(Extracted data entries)
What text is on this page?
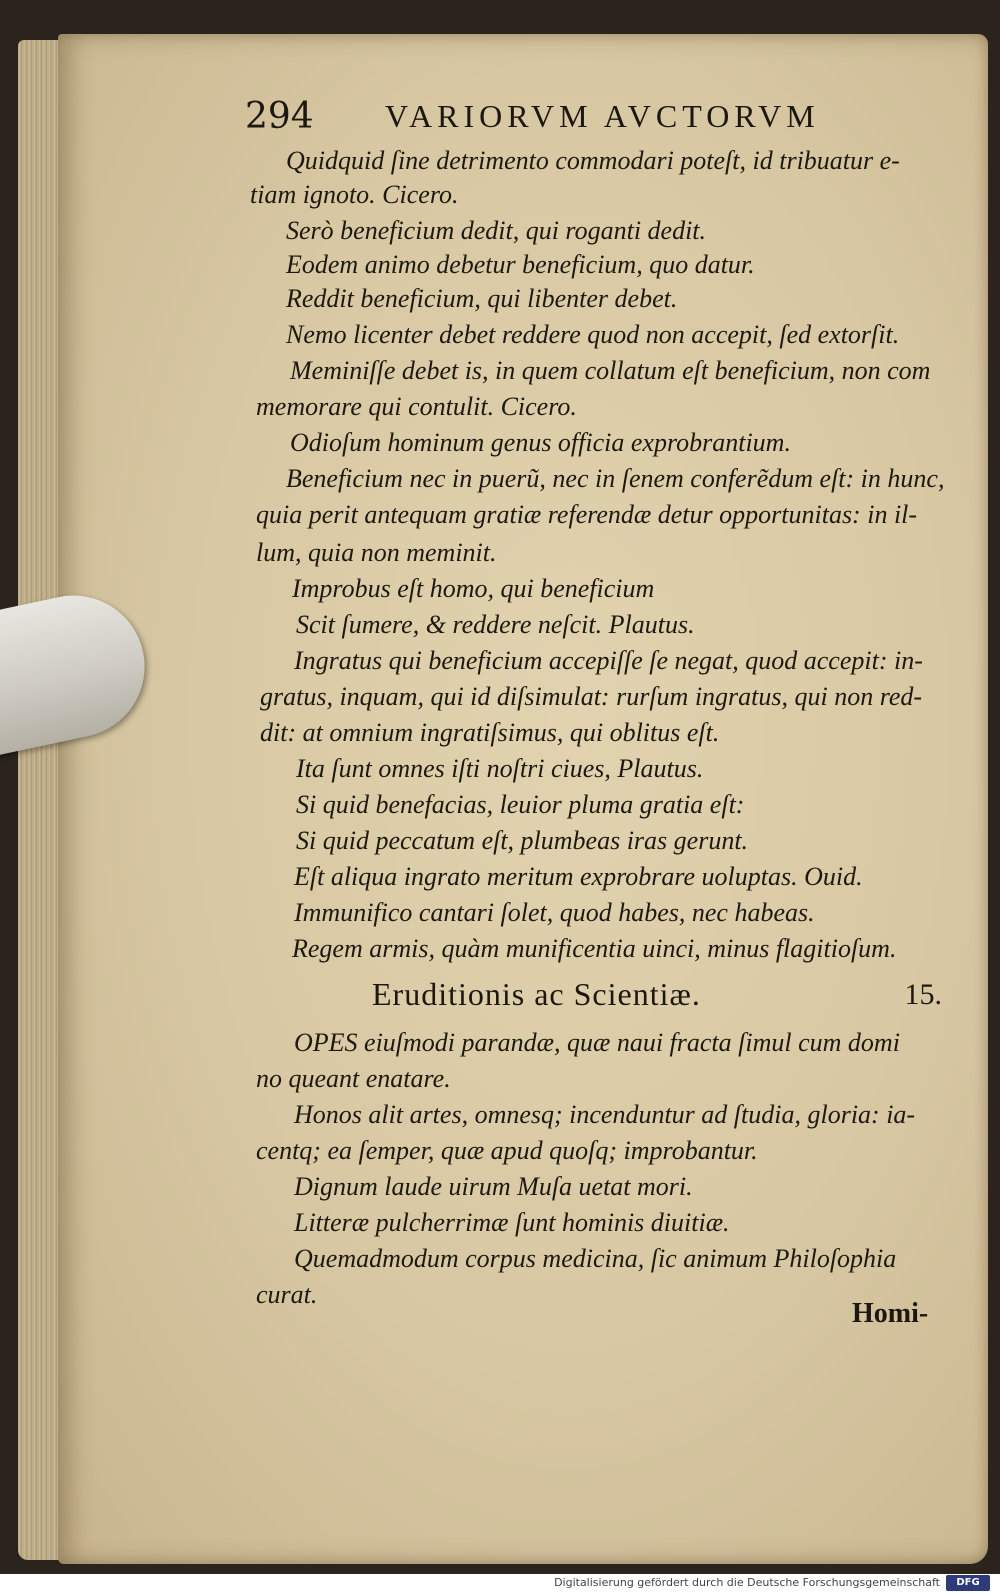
294 VARIORVM AVCTORVM
Quidquid ſine detrimento commodari poteſt, id tribuatur e-
tiam ignoto. Cicero.
Serò beneficium dedit, qui roganti dedit.
Eodem animo debetur beneficium, quo datur.
Reddit beneficium, qui libenter debet.
Nemo licenter debet reddere quod non accepit, ſed extorſit.
Meminiſſe debet is, in quem collatum eſt beneficium, non com
memorare qui contulit. Cicero.
Odioſum hominum genus officia exprobrantium.
Beneficium nec in puerũ, nec in ſenem conferẽdum eſt: in hunc,
quia perit antequam gratiæ referendæ detur opportunitas: in il-
lum, quia non meminit.
Improbus eſt homo, qui beneficium
Scit ſumere, & reddere neſcit. Plautus.
Ingratus qui beneficium accepiſſe ſe negat, quod accepit: in-
gratus, inquam, qui id diſsimulat: rurſum ingratus, qui non red-
dit: at omnium ingratiſsimus, qui oblitus eſt.
Ita ſunt omnes iſti noſtri ciues, Plautus.
Si quid benefacias, leuior pluma gratia eſt:
Si quid peccatum eſt, plumbeas iras gerunt.
Eſt aliqua ingrato meritum exprobrare uoluptas. Ouid.
Immunifico cantari ſolet, quod habes, nec habeas.
Regem armis, quàm munificentia uinci, minus flagitioſum.
Eruditionis ac Scientiæ.	15.
OPES eiuſmodi parandæ, quæ naui fracta ſimul cum domi
no queant enatare.
Honos alit artes, omnesq; incenduntur ad ſtudia, gloria: ia-
centq; ea ſemper, quæ apud quoſq; improbantur.
Dignum laude uirum Muſa uetat mori.
Litteræ pulcherrimæ ſunt hominis diuitiæ.
Quemadmodum corpus medicina, ſic animum Philoſophia
curat.
Homi-
Digitalisierung gefördert durch die Deutsche Forschungsgemeinschaft	DFG
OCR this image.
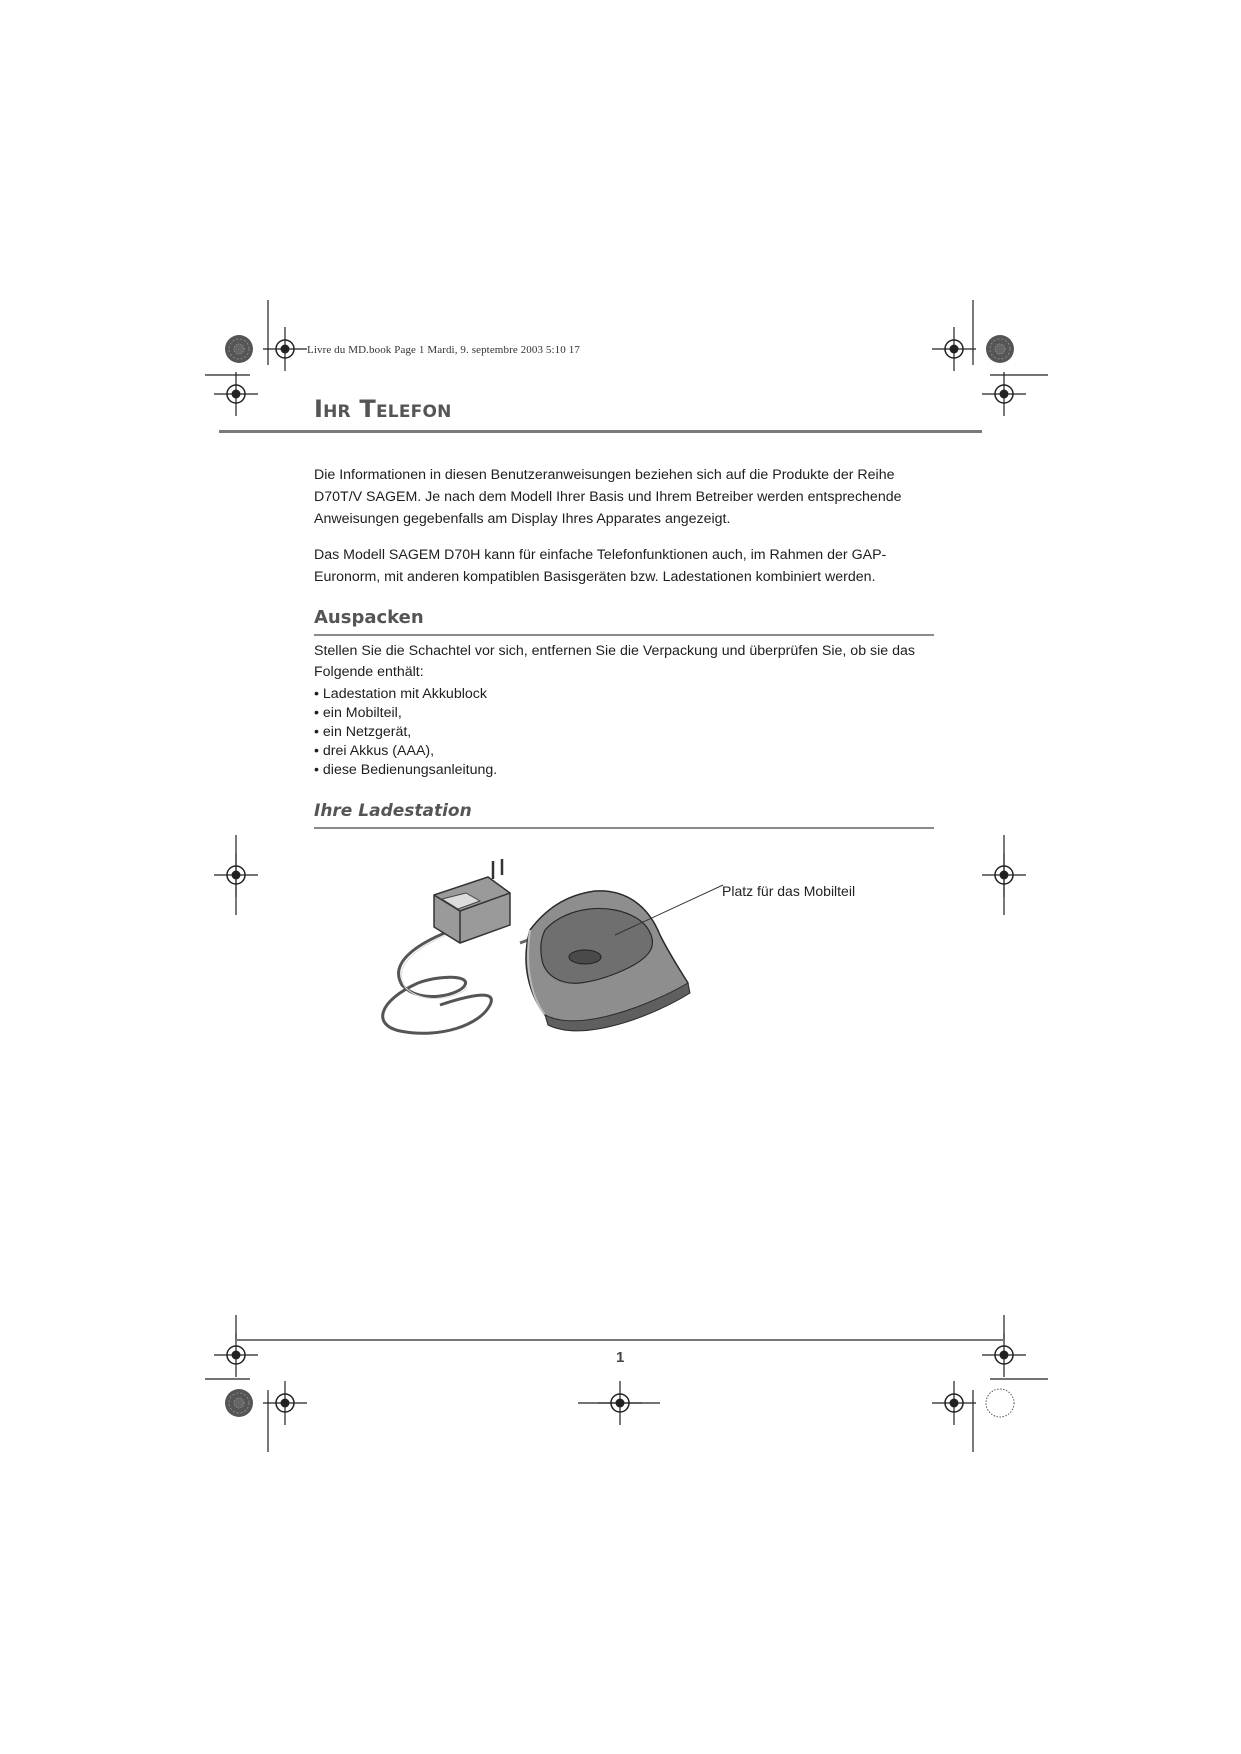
Livre du MD.book Page 1 Mardi, 9. septembre 2003 5:10 17
Ihr Telefon
Die Informationen in diesen Benutzeranweisungen beziehen sich auf die Produkte der Reihe D70T/V SAGEM. Je nach dem Modell Ihrer Basis und Ihrem Betreiber werden entsprechende Anweisungen gegebenfalls am Display Ihres Apparates angezeigt.
Das Modell SAGEM D70H kann für einfache Telefonfunktionen auch, im Rahmen der GAP-Euronorm, mit anderen kompatiblen Basisgeräten bzw. Ladestationen kombiniert werden.
Auspacken
Stellen Sie die Schachtel vor sich, entfernen Sie die Verpackung und überprüfen Sie, ob sie das Folgende enthält:
• Ladestation mit Akkublock
• ein Mobilteil,
• ein Netzgerät,
• drei Akkus (AAA),
• diese Bedienungsanleitung.
Ihre Ladestation
Platz für das Mobilteil
1
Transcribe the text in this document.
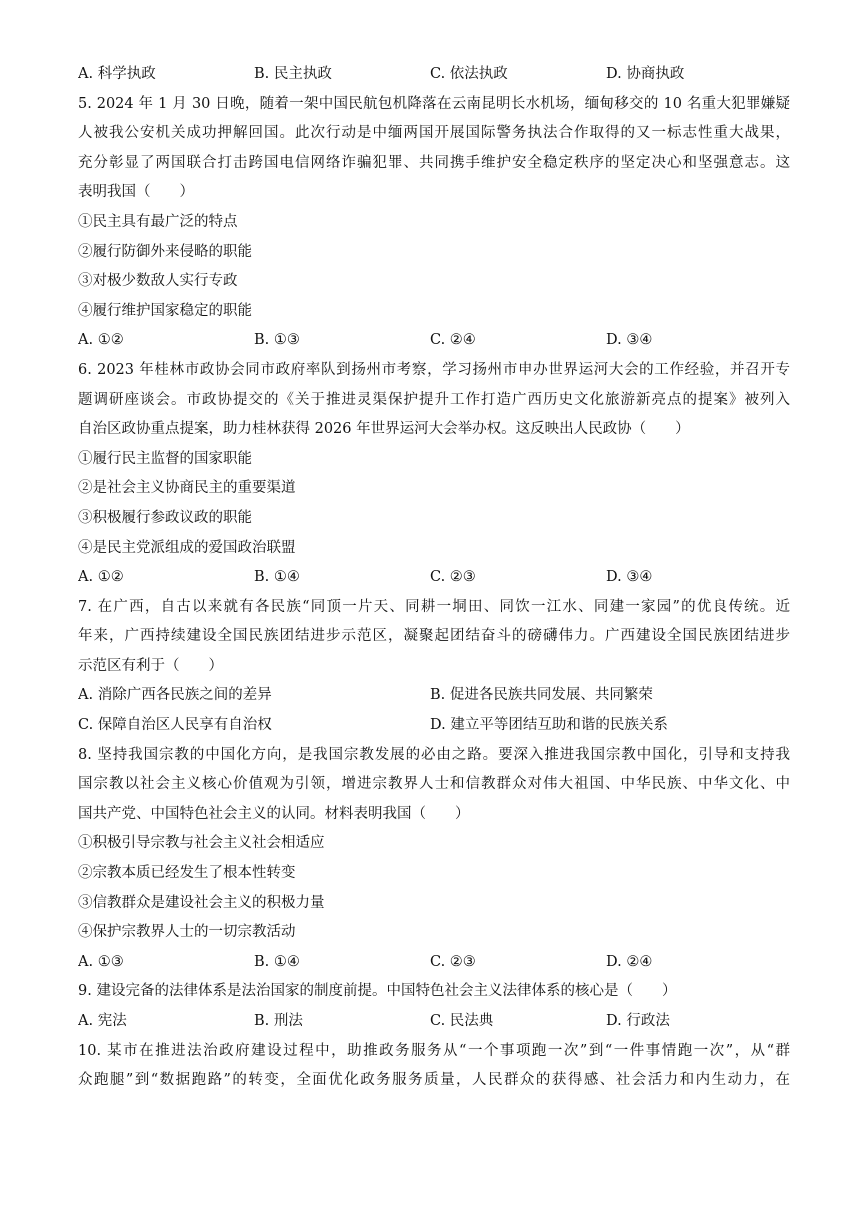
A. 科学执政	B. 民主执政	C. 依法执政	D. 协商执政
5. 2024 年 1 月 30 日晚，随着一架中国民航包机降落在云南昆明长水机场，缅甸移交的 10 名重大犯罪嫌疑
人被我公安机关成功押解回国。此次行动是中缅两国开展国际警务执法合作取得的又一标志性重大战果，
充分彰显了两国联合打击跨国电信网络诈骗犯罪、共同携手维护安全稳定秩序的坚定决心和坚强意志。这
表明我国（　　）
①民主具有最广泛的特点
②履行防御外来侵略的职能
③对极少数敌人实行专政
④履行维护国家稳定的职能
A. ①②	B. ①③	C. ②④	D. ③④
6. 2023 年桂林市政协会同市政府率队到扬州市考察，学习扬州市申办世界运河大会的工作经验，并召开专
题调研座谈会。市政协提交的《关于推进灵渠保护提升工作打造广西历史文化旅游新亮点的提案》被列入
自治区政协重点提案，助力桂林获得 2026 年世界运河大会举办权。这反映出人民政协（　　）
①履行民主监督的国家职能
②是社会主义协商民主的重要渠道
③积极履行参政议政的职能
④是民主党派组成的爱国政治联盟
A. ①②	B. ①④	C. ②③	D. ③④
7. 在广西，自古以来就有各民族“同顶一片天、同耕一垌田、同饮一江水、同建一家园”的优良传统。近
年来，广西持续建设全国民族团结进步示范区，凝聚起团结奋斗的磅礴伟力。广西建设全国民族团结进步
示范区有利于（　　）
A. 消除广西各民族之间的差异	B. 促进各民族共同发展、共同繁荣
C. 保障自治区人民享有自治权	D. 建立平等团结互助和谐的民族关系
8. 坚持我国宗教的中国化方向，是我国宗教发展的必由之路。要深入推进我国宗教中国化，引导和支持我
国宗教以社会主义核心价值观为引领，增进宗教界人士和信教群众对伟大祖国、中华民族、中华文化、中
国共产党、中国特色社会主义的认同。材料表明我国（　　）
①积极引导宗教与社会主义社会相适应
②宗教本质已经发生了根本性转变
③信教群众是建设社会主义的积极力量
④保护宗教界人士的一切宗教活动
A. ①③	B. ①④	C. ②③	D. ②④
9. 建设完备的法律体系是法治国家的制度前提。中国特色社会主义法律体系的核心是（　　）
A. 宪法	B. 刑法	C. 民法典	D. 行政法
10. 某市在推进法治政府建设过程中，助推政务服务从“一个事项跑一次”到“一件事情跑一次”，从“群
众跑腿”到“数据跑路”的转变，全面优化政务服务质量，人民群众的获得感、社会活力和内生动力，在
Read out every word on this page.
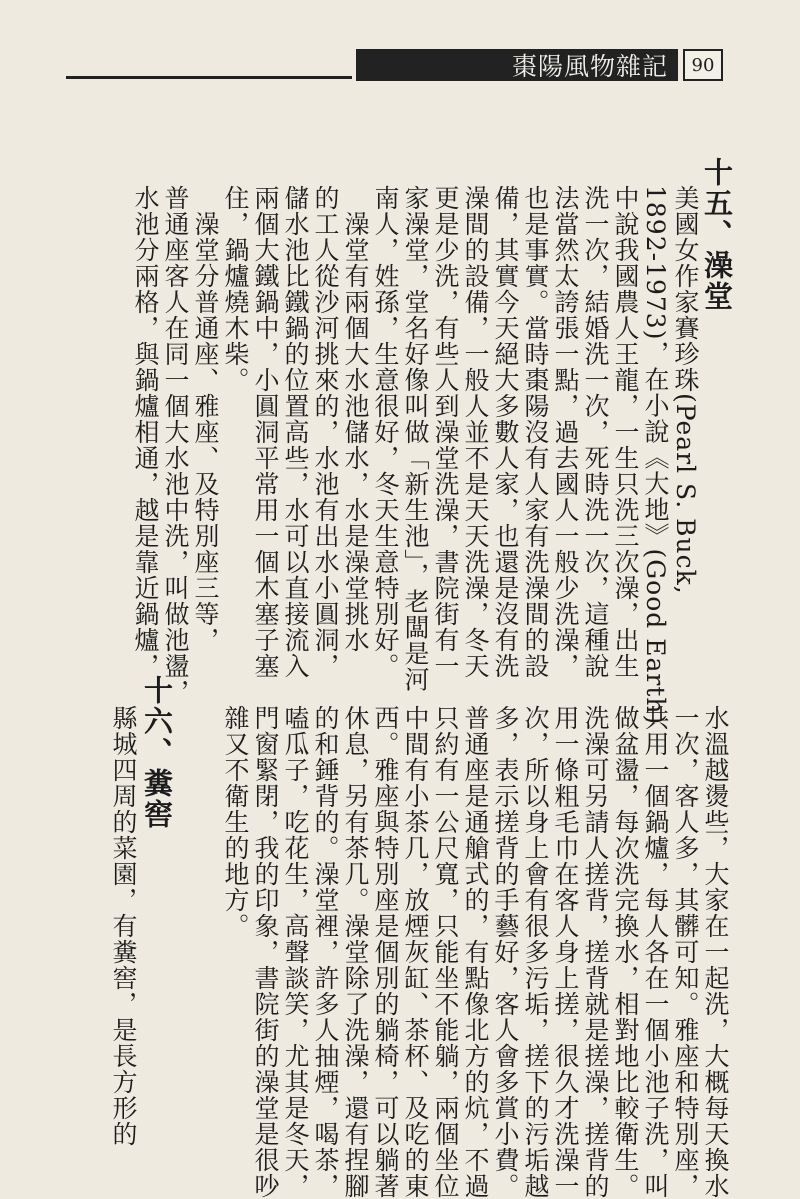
棗陽風物雜記	90
十五、澡堂
美國女作家賽珍珠(Pearl S. Buck,
1892-1973)，在小說《大地》(Good Earth)
中說我國農人王龍，一生只洗三次澡，出生
洗一次，結婚洗一次，死時洗一次，這種說
法當然太誇張一點，過去國人一般少洗澡，
也是事實。當時棗陽沒有人家有洗澡間的設
備，其實今天絕大多數人家，也還是沒有洗
澡間的設備，一般人並不是天天洗澡，冬天
更是少洗，有些人到澡堂洗澡，書院街有一
家澡堂，堂名好像叫做「新生池」，老闆是河
南人，姓孫，生意很好，冬天生意特別好。
　澡堂有兩個大水池儲水，水是澡堂挑水
的工人從沙河挑來的，水池有出水小圓洞，
儲水池比鐵鍋的位置高些，水可以直接流入
兩個大鐵鍋中，小圓洞平常用一個木塞子塞
住，鍋爐燒木柴。
　澡堂分普通座、雅座、及特別座三等，
普通座客人在同一個大水池中洗，叫做池盪，
水池分兩格，與鍋爐相通，越是靠近鍋爐，
水溫越燙些，大家在一起洗，大概每天換水
一次，客人多，其髒可知。雅座和特別座，
共用一個鍋爐，每人各在一個小池子洗，叫
做盆盪，每次洗完換水，相對地比較衛生。
洗澡可另請人搓背，搓背就是搓澡，搓背的
用一條粗毛巾在客人身上搓，很久才洗澡一
次，所以身上會有很多污垢，搓下的污垢越
多，表示搓背的手藝好，客人會多賞小費。
普通座是通艙式的，有點像北方的炕，不過
只約有一公尺寬，只能坐不能躺，兩個坐位
中間有小茶几，放煙灰缸、茶杯、及吃的東
西。雅座與特別座是個別的躺椅，可以躺著
休息，另有茶几。澡堂除了洗澡，還有捏腳
的和錘背的。澡堂裡，許多人抽煙，喝茶，
嗑瓜子，吃花生，高聲談笑，尤其是冬天，
門窗緊閉，我的印象，書院街的澡堂是很吵
雜又不衛生的地方。
十六、糞窖
縣城四周的菜園，有糞窖，是長方形的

• **Short task**
Copy every line above that holds the word "sich".

• **Task output**
Die Informationen in diesen Benutzeranweisungen beziehen sich auf die Produkte der Reihe D70T/V SAGEM. Je nach dem Modell Ihrer Basis und Ihrem Betreiber werden entsprechende Anweisungen gegebenfalls am Display Ihres Apparates angezeigt.
Stellen Sie die Schachtel vor sich, entfernen Sie die Verpackung und überprüfen Sie, ob sie das Folgende enthält:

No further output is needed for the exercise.